# Required task:
Reproduce each line exactly, including spacing and punctuation.

# Data entries:
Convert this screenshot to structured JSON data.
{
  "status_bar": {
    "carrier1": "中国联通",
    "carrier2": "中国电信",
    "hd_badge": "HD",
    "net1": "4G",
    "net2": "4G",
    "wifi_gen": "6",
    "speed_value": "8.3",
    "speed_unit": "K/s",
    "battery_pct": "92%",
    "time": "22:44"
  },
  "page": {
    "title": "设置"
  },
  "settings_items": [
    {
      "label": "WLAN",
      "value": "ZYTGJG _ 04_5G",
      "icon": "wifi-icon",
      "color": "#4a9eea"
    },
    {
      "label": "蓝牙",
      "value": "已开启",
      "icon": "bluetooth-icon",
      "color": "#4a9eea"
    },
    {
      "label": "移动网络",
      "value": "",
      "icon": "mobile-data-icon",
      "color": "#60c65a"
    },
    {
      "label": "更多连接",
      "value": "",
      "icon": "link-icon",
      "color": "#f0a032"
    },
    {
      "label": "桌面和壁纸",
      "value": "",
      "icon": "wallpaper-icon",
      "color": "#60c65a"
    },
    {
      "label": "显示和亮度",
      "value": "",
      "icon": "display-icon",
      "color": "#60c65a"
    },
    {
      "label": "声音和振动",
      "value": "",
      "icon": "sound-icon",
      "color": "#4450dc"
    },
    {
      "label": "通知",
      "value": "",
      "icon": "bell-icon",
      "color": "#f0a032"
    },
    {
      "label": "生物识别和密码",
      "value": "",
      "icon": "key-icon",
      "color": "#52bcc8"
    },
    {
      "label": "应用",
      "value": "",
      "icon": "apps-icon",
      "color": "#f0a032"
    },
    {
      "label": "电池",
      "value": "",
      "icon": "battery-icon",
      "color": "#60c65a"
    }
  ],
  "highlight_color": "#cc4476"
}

# Expected output:
Convert this screenshot to structured JSON data.
{
  "status_bar": {
    "carrier1": "中国联通",
    "carrier2": "中国电信",
    "hd_badge": "HD",
    "net1": "4G",
    "net2": "4G",
    "wifi_gen": "6",
    "speed_value": "8.3",
    "speed_unit": "K/s",
    "battery_pct": "92%",
    "time": "22:44"
  },
  "page": {
    "title": "设置"
  },
  "settings_items": [
    {
      "label": "WLAN",
      "value": "ZYTGJG _ 04_5G",
      "icon": "wifi-icon",
      "color": "#4a9eea"
    },
    {
      "label": "蓝牙",
      "value": "已开启",
      "icon": "bluetooth-icon",
      "color": "#4a9eea"
    },
    {
      "label": "移动网络",
      "value": "",
      "icon": "mobile-data-icon",
      "color": "#60c65a"
    },
    {
      "label": "更多连接",
      "value": "",
      "icon": "link-icon",
      "color": "#f0a032"
    },
    {
      "label": "桌面和壁纸",
      "value": "",
      "icon": "wallpaper-icon",
      "color": "#60c65a"
    },
    {
      "label": "显示和亮度",
      "value": "",
      "icon": "display-icon",
      "color": "#60c65a"
    },
    {
      "label": "声音和振动",
      "value": "",
      "icon": "sound-icon",
      "color": "#4450dc"
    },
    {
      "label": "通知",
      "value": "",
      "icon": "bell-icon",
      "color": "#f0a032"
    },
    {
      "label": "生物识别和密码",
      "value": "",
      "icon": "key-icon",
      "color": "#52bcc8"
    },
    {
      "label": "应用",
      "value": "",
      "icon": "apps-icon",
      "color": "#f0a032"
    },
    {
      "label": "电池",
      "value": "",
      "icon": "battery-icon",
      "color": "#60c65a"
    }
  ],
  "highlight_color": "#cc4476"
}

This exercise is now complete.